▸ What is asked
Output all of the records exactly as written.

━━━━━ Provided records ━━━━━

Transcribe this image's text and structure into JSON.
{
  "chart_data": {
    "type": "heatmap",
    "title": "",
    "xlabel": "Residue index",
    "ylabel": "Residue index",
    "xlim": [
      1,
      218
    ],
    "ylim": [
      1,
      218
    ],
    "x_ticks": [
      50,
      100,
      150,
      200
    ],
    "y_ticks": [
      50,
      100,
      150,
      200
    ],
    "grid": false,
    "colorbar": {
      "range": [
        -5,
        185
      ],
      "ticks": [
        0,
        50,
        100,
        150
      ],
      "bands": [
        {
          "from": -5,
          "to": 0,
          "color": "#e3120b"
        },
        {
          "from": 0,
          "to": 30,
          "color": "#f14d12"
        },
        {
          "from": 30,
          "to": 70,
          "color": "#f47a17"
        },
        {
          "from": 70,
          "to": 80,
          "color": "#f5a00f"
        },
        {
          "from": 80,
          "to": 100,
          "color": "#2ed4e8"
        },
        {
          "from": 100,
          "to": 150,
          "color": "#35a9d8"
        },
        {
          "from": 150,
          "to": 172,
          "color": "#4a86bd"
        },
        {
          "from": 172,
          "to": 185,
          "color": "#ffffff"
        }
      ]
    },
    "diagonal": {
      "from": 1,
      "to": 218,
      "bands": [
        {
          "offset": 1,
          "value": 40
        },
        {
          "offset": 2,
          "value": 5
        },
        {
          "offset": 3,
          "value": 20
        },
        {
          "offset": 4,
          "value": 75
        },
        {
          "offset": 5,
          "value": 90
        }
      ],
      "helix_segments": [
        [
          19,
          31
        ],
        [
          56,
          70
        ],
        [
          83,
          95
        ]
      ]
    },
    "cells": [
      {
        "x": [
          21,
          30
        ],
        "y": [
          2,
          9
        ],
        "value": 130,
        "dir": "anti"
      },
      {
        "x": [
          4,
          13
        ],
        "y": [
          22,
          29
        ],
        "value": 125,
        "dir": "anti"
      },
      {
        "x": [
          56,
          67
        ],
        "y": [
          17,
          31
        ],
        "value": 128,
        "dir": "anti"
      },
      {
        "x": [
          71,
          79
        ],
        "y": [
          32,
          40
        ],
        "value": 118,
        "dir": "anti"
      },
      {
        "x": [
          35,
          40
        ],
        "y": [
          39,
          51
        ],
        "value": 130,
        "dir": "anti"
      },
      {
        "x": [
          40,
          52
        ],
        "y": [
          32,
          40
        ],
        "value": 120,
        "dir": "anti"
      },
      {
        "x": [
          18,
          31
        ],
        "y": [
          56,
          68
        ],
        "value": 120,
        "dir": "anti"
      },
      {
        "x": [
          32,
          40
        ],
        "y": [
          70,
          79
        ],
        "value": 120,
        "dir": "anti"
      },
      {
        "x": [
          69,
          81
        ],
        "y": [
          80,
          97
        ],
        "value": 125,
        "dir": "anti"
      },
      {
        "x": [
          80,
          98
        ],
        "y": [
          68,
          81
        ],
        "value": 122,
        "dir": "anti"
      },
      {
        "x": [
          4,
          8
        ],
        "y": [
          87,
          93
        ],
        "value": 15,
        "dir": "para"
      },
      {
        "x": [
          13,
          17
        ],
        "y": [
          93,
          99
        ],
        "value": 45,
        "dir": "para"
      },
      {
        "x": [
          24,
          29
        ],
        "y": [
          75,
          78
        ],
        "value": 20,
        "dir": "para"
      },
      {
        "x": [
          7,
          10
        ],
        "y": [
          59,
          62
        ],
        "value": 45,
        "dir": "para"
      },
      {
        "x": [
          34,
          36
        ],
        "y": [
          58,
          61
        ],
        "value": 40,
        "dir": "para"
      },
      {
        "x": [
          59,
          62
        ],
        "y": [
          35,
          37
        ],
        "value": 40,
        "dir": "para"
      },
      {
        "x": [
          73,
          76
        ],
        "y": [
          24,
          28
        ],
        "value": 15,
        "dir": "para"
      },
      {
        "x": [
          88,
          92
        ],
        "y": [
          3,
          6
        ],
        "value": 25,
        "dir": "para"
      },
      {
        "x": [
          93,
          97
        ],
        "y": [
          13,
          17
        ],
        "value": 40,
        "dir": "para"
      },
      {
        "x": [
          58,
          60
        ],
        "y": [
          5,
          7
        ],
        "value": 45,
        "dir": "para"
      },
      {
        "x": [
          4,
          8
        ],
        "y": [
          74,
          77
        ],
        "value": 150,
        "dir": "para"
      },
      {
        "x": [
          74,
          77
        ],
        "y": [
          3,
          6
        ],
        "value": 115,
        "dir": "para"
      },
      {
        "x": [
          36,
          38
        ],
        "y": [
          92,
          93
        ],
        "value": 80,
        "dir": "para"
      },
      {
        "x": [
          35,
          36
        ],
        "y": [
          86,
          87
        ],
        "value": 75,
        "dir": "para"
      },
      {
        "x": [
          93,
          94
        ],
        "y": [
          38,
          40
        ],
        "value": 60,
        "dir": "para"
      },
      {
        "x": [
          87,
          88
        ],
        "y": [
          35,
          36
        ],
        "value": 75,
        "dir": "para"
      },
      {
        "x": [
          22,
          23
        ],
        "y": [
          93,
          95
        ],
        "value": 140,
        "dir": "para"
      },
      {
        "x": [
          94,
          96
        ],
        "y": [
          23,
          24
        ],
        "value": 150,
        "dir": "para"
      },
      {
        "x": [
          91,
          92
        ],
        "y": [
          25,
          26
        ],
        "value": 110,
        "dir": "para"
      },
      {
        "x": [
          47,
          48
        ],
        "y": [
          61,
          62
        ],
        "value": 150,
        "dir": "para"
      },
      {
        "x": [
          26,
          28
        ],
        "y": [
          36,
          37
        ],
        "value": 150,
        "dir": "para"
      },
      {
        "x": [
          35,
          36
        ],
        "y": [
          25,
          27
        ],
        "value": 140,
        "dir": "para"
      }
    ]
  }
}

━━━━━

▸ Output below
Transcribe this image's text and structure into JSON.
{
  "chart_data": {
    "type": "heatmap",
    "title": "",
    "xlabel": "Residue index",
    "ylabel": "Residue index",
    "xlim": [
      1,
      218
    ],
    "ylim": [
      1,
      218
    ],
    "x_ticks": [
      50,
      100,
      150,
      200
    ],
    "y_ticks": [
      50,
      100,
      150,
      200
    ],
    "grid": false,
    "colorbar": {
      "range": [
        -5,
        185
      ],
      "ticks": [
        0,
        50,
        100,
        150
      ],
      "bands": [
        {
          "from": -5,
          "to": 0,
          "color": "#e3120b"
        },
        {
          "from": 0,
          "to": 30,
          "color": "#f14d12"
        },
        {
          "from": 30,
          "to": 70,
          "color": "#f47a17"
        },
        {
          "from": 70,
          "to": 80,
          "color": "#f5a00f"
        },
        {
          "from": 80,
          "to": 100,
          "color": "#2ed4e8"
        },
        {
          "from": 100,
          "to": 150,
          "color": "#35a9d8"
        },
        {
          "from": 150,
          "to": 172,
          "color": "#4a86bd"
        },
        {
          "from": 172,
          "to": 185,
          "color": "#ffffff"
        }
      ]
    },
    "diagonal": {
      "from": 1,
      "to": 218,
      "bands": [
        {
          "offset": 1,
          "value": 40
        },
        {
          "offset": 2,
          "value": 5
        },
        {
          "offset": 3,
          "value": 20
        },
        {
          "offset": 4,
          "value": 75
        },
        {
          "offset": 5,
          "value": 90
        }
      ],
      "helix_segments": [
        [
          19,
          31
        ],
        [
          56,
          70
        ],
        [
          83,
          95
        ]
      ]
    },
    "cells": [
      {
        "x": [
          21,
          30
        ],
        "y": [
          2,
          9
        ],
        "value": 130,
        "dir": "anti"
      },
      {
        "x": [
          4,
          13
        ],
        "y": [
          22,
          29
        ],
        "value": 125,
        "dir": "anti"
      },
      {
        "x": [
          56,
          67
        ],
        "y": [
          17,
          31
        ],
        "value": 128,
        "dir": "anti"
      },
      {
        "x": [
          71,
          79
        ],
        "y": [
          32,
          40
        ],
        "value": 118,
        "dir": "anti"
      },
      {
        "x": [
          35,
          40
        ],
        "y": [
          39,
          51
        ],
        "value": 130,
        "dir": "anti"
      },
      {
        "x": [
          40,
          52
        ],
        "y": [
          32,
          40
        ],
        "value": 120,
        "dir": "anti"
      },
      {
        "x": [
          18,
          31
        ],
        "y": [
          56,
          68
        ],
        "value": 120,
        "dir": "anti"
      },
      {
        "x": [
          32,
          40
        ],
        "y": [
          70,
          79
        ],
        "value": 120,
        "dir": "anti"
      },
      {
        "x": [
          69,
          81
        ],
        "y": [
          80,
          97
        ],
        "value": 125,
        "dir": "anti"
      },
      {
        "x": [
          80,
          98
        ],
        "y": [
          68,
          81
        ],
        "value": 122,
        "dir": "anti"
      },
      {
        "x": [
          4,
          8
        ],
        "y": [
          87,
          93
        ],
        "value": 15,
        "dir": "para"
      },
      {
        "x": [
          13,
          17
        ],
        "y": [
          93,
          99
        ],
        "value": 45,
        "dir": "para"
      },
      {
        "x": [
          24,
          29
        ],
        "y": [
          75,
          78
        ],
        "value": 20,
        "dir": "para"
      },
      {
        "x": [
          7,
          10
        ],
        "y": [
          59,
          62
        ],
        "value": 45,
        "dir": "para"
      },
      {
        "x": [
          34,
          36
        ],
        "y": [
          58,
          61
        ],
        "value": 40,
        "dir": "para"
      },
      {
        "x": [
          59,
          62
        ],
        "y": [
          35,
          37
        ],
        "value": 40,
        "dir": "para"
      },
      {
        "x": [
          73,
          76
        ],
        "y": [
          24,
          28
        ],
        "value": 15,
        "dir": "para"
      },
      {
        "x": [
          88,
          92
        ],
        "y": [
          3,
          6
        ],
        "value": 25,
        "dir": "para"
      },
      {
        "x": [
          93,
          97
        ],
        "y": [
          13,
          17
        ],
        "value": 40,
        "dir": "para"
      },
      {
        "x": [
          58,
          60
        ],
        "y": [
          5,
          7
        ],
        "value": 45,
        "dir": "para"
      },
      {
        "x": [
          4,
          8
        ],
        "y": [
          74,
          77
        ],
        "value": 150,
        "dir": "para"
      },
      {
        "x": [
          74,
          77
        ],
        "y": [
          3,
          6
        ],
        "value": 115,
        "dir": "para"
      },
      {
        "x": [
          36,
          38
        ],
        "y": [
          92,
          93
        ],
        "value": 80,
        "dir": "para"
      },
      {
        "x": [
          35,
          36
        ],
        "y": [
          86,
          87
        ],
        "value": 75,
        "dir": "para"
      },
      {
        "x": [
          93,
          94
        ],
        "y": [
          38,
          40
        ],
        "value": 60,
        "dir": "para"
      },
      {
        "x": [
          87,
          88
        ],
        "y": [
          35,
          36
        ],
        "value": 75,
        "dir": "para"
      },
      {
        "x": [
          22,
          23
        ],
        "y": [
          93,
          95
        ],
        "value": 140,
        "dir": "para"
      },
      {
        "x": [
          94,
          96
        ],
        "y": [
          23,
          24
        ],
        "value": 150,
        "dir": "para"
      },
      {
        "x": [
          91,
          92
        ],
        "y": [
          25,
          26
        ],
        "value": 110,
        "dir": "para"
      },
      {
        "x": [
          47,
          48
        ],
        "y": [
          61,
          62
        ],
        "value": 150,
        "dir": "para"
      },
      {
        "x": [
          26,
          28
        ],
        "y": [
          36,
          37
        ],
        "value": 150,
        "dir": "para"
      },
      {
        "x": [
          35,
          36
        ],
        "y": [
          25,
          27
        ],
        "value": 140,
        "dir": "para"
      }
    ]
  }
}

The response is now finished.